WHAT YOU WILL DO: Copy each line in which the string "Software" occurs.

--- RECORDS FOR THIS TASK ---

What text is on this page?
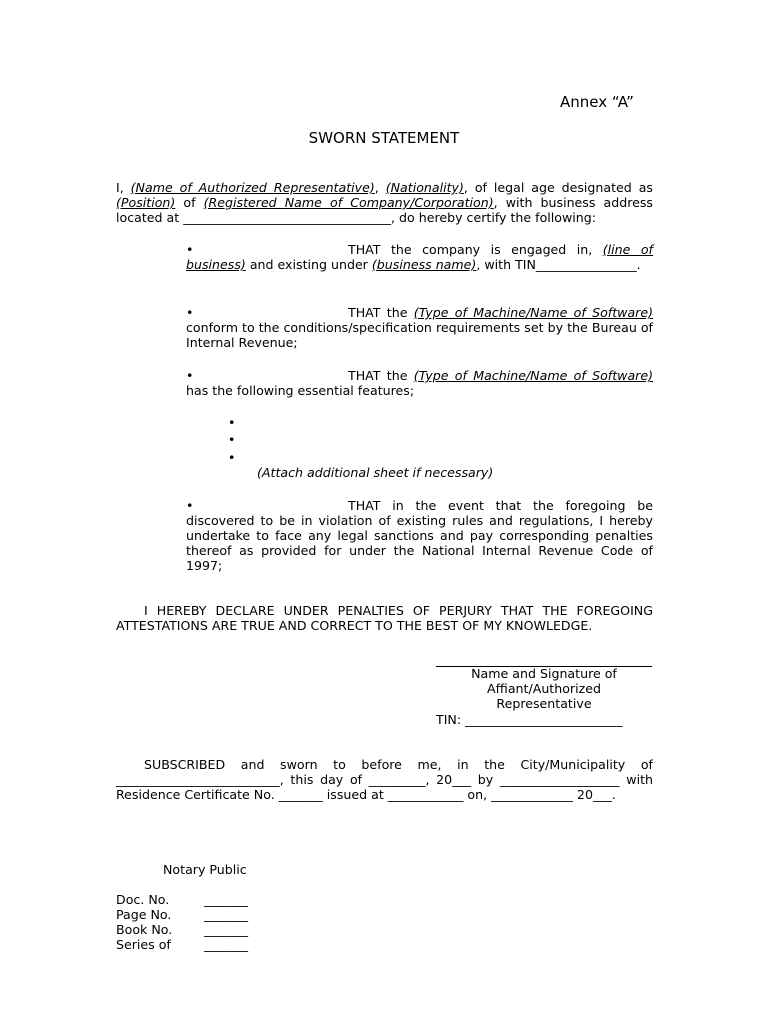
Annex “A”
SWORN STATEMENT
I, (Name of Authorized Representative), (Nationality), of legal age designated as (Position) of (Registered Name of Company/Corporation), with business address located at _________________________________, do hereby certify the following:
•	THAT the company is engaged in, (line of business) and existing under (business name), with TIN________________.
•	THAT the (Type of Machine/Name of Software) conform to the conditions/specification requirements set by the Bureau of Internal Revenue;
•	THAT the (Type of Machine/Name of Software) has the following essential features;
•
•
•
(Attach additional sheet if necessary)
•	THAT in the event that the foregoing be discovered to be in violation of existing rules and regulations, I hereby undertake to face any legal sanctions and pay corresponding penalties thereof as provided for under the National Internal Revenue Code of 1997;
I HEREBY DECLARE UNDER PENALTIES OF PERJURY THAT THE FOREGOING ATTESTATIONS ARE TRUE AND CORRECT TO THE BEST OF MY KNOWLEDGE.
Name and Signature of
Affiant/Authorized
Representative
TIN: _________________________
SUBSCRIBED and sworn to before me, in the City/Municipality of __________________________, this day of _________, 20___ by ___________________ with Residence Certificate No. _______ issued at ____________ on, _____________ 20___.
Notary Public
Doc. No.	_______
Page No.	_______
Book No.	_______
Series of	_______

---

WRITTEN ANSWER:
•	THAT the (Type of Machine/Name of Software) conform to the conditions/specification requirements set by the Bureau of Internal Revenue;
•	THAT the (Type of Machine/Name of Software) has the following essential features;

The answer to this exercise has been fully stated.